Could you extract every entry below and reproduce it exactly?

§ Task input:
>> START

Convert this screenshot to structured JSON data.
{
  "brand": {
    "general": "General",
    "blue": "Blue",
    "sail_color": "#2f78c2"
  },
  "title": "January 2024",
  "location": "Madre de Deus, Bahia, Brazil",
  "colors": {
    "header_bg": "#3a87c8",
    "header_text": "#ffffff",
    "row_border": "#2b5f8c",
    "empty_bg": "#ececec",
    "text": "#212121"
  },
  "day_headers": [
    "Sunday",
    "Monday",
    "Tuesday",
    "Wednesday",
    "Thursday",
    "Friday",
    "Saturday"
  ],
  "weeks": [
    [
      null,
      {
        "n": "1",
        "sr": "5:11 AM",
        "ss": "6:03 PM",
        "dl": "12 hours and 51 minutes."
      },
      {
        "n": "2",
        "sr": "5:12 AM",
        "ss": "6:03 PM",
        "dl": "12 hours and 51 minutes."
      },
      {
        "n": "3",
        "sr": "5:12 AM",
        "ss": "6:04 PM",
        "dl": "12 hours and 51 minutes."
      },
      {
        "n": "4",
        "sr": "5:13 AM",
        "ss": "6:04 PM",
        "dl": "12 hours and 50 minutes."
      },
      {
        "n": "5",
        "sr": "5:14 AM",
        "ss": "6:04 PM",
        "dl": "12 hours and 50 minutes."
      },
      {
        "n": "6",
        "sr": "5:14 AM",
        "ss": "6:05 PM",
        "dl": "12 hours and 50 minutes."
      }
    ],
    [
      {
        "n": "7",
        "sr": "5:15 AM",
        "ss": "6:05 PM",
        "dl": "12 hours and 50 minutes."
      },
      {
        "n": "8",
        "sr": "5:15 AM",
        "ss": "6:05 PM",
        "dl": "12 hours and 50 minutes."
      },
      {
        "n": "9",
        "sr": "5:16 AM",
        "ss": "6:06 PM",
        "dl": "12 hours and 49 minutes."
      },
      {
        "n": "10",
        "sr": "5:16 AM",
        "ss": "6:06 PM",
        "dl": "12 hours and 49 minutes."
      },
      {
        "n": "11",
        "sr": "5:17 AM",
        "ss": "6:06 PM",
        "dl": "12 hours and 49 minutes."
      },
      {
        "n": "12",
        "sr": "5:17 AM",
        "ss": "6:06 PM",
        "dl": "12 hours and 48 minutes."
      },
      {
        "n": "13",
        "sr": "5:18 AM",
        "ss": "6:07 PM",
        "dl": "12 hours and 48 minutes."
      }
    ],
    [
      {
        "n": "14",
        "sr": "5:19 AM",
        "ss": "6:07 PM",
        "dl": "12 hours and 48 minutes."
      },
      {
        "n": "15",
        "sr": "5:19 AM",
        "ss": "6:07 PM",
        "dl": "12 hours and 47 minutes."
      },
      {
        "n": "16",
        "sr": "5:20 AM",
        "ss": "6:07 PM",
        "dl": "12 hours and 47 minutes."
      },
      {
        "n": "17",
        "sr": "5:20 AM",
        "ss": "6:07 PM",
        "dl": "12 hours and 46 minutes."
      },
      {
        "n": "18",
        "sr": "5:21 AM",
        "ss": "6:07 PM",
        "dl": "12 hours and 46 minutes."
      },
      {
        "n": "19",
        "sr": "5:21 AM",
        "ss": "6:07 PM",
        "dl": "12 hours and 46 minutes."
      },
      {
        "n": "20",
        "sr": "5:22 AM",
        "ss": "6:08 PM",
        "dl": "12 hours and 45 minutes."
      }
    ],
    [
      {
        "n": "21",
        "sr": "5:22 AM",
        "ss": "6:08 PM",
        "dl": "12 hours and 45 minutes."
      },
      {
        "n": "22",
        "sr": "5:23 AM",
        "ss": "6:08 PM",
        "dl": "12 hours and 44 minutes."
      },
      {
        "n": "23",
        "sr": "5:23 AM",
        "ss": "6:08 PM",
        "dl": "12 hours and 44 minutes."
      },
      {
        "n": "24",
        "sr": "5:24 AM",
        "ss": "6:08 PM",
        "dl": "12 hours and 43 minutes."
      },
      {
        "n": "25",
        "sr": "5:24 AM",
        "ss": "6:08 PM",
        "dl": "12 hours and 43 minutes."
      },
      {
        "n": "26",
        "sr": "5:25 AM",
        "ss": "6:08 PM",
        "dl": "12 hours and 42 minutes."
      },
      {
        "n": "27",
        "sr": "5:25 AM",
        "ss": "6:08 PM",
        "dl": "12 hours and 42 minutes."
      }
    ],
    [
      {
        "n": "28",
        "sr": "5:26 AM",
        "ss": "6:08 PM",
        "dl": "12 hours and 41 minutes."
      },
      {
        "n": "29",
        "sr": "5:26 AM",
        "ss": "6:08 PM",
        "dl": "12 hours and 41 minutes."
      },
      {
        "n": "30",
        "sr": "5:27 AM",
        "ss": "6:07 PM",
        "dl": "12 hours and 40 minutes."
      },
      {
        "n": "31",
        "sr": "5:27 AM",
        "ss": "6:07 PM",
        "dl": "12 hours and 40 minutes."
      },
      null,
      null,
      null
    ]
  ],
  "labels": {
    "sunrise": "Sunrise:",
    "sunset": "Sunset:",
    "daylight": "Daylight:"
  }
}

>> END

§ Written response:
Convert this screenshot to structured JSON data.
{
  "brand": {
    "general": "General",
    "blue": "Blue",
    "sail_color": "#2f78c2"
  },
  "title": "January 2024",
  "location": "Madre de Deus, Bahia, Brazil",
  "colors": {
    "header_bg": "#3a87c8",
    "header_text": "#ffffff",
    "row_border": "#2b5f8c",
    "empty_bg": "#ececec",
    "text": "#212121"
  },
  "day_headers": [
    "Sunday",
    "Monday",
    "Tuesday",
    "Wednesday",
    "Thursday",
    "Friday",
    "Saturday"
  ],
  "weeks": [
    [
      null,
      {
        "n": "1",
        "sr": "5:11 AM",
        "ss": "6:03 PM",
        "dl": "12 hours and 51 minutes."
      },
      {
        "n": "2",
        "sr": "5:12 AM",
        "ss": "6:03 PM",
        "dl": "12 hours and 51 minutes."
      },
      {
        "n": "3",
        "sr": "5:12 AM",
        "ss": "6:04 PM",
        "dl": "12 hours and 51 minutes."
      },
      {
        "n": "4",
        "sr": "5:13 AM",
        "ss": "6:04 PM",
        "dl": "12 hours and 50 minutes."
      },
      {
        "n": "5",
        "sr": "5:14 AM",
        "ss": "6:04 PM",
        "dl": "12 hours and 50 minutes."
      },
      {
        "n": "6",
        "sr": "5:14 AM",
        "ss": "6:05 PM",
        "dl": "12 hours and 50 minutes."
      }
    ],
    [
      {
        "n": "7",
        "sr": "5:15 AM",
        "ss": "6:05 PM",
        "dl": "12 hours and 50 minutes."
      },
      {
        "n": "8",
        "sr": "5:15 AM",
        "ss": "6:05 PM",
        "dl": "12 hours and 50 minutes."
      },
      {
        "n": "9",
        "sr": "5:16 AM",
        "ss": "6:06 PM",
        "dl": "12 hours and 49 minutes."
      },
      {
        "n": "10",
        "sr": "5:16 AM",
        "ss": "6:06 PM",
        "dl": "12 hours and 49 minutes."
      },
      {
        "n": "11",
        "sr": "5:17 AM",
        "ss": "6:06 PM",
        "dl": "12 hours and 49 minutes."
      },
      {
        "n": "12",
        "sr": "5:17 AM",
        "ss": "6:06 PM",
        "dl": "12 hours and 48 minutes."
      },
      {
        "n": "13",
        "sr": "5:18 AM",
        "ss": "6:07 PM",
        "dl": "12 hours and 48 minutes."
      }
    ],
    [
      {
        "n": "14",
        "sr": "5:19 AM",
        "ss": "6:07 PM",
        "dl": "12 hours and 48 minutes."
      },
      {
        "n": "15",
        "sr": "5:19 AM",
        "ss": "6:07 PM",
        "dl": "12 hours and 47 minutes."
      },
      {
        "n": "16",
        "sr": "5:20 AM",
        "ss": "6:07 PM",
        "dl": "12 hours and 47 minutes."
      },
      {
        "n": "17",
        "sr": "5:20 AM",
        "ss": "6:07 PM",
        "dl": "12 hours and 46 minutes."
      },
      {
        "n": "18",
        "sr": "5:21 AM",
        "ss": "6:07 PM",
        "dl": "12 hours and 46 minutes."
      },
      {
        "n": "19",
        "sr": "5:21 AM",
        "ss": "6:07 PM",
        "dl": "12 hours and 46 minutes."
      },
      {
        "n": "20",
        "sr": "5:22 AM",
        "ss": "6:08 PM",
        "dl": "12 hours and 45 minutes."
      }
    ],
    [
      {
        "n": "21",
        "sr": "5:22 AM",
        "ss": "6:08 PM",
        "dl": "12 hours and 45 minutes."
      },
      {
        "n": "22",
        "sr": "5:23 AM",
        "ss": "6:08 PM",
        "dl": "12 hours and 44 minutes."
      },
      {
        "n": "23",
        "sr": "5:23 AM",
        "ss": "6:08 PM",
        "dl": "12 hours and 44 minutes."
      },
      {
        "n": "24",
        "sr": "5:24 AM",
        "ss": "6:08 PM",
        "dl": "12 hours and 43 minutes."
      },
      {
        "n": "25",
        "sr": "5:24 AM",
        "ss": "6:08 PM",
        "dl": "12 hours and 43 minutes."
      },
      {
        "n": "26",
        "sr": "5:25 AM",
        "ss": "6:08 PM",
        "dl": "12 hours and 42 minutes."
      },
      {
        "n": "27",
        "sr": "5:25 AM",
        "ss": "6:08 PM",
        "dl": "12 hours and 42 minutes."
      }
    ],
    [
      {
        "n": "28",
        "sr": "5:26 AM",
        "ss": "6:08 PM",
        "dl": "12 hours and 41 minutes."
      },
      {
        "n": "29",
        "sr": "5:26 AM",
        "ss": "6:08 PM",
        "dl": "12 hours and 41 minutes."
      },
      {
        "n": "30",
        "sr": "5:27 AM",
        "ss": "6:07 PM",
        "dl": "12 hours and 40 minutes."
      },
      {
        "n": "31",
        "sr": "5:27 AM",
        "ss": "6:07 PM",
        "dl": "12 hours and 40 minutes."
      },
      null,
      null,
      null
    ]
  ],
  "labels": {
    "sunrise": "Sunrise:",
    "sunset": "Sunset:",
    "daylight": "Daylight:"
  }
}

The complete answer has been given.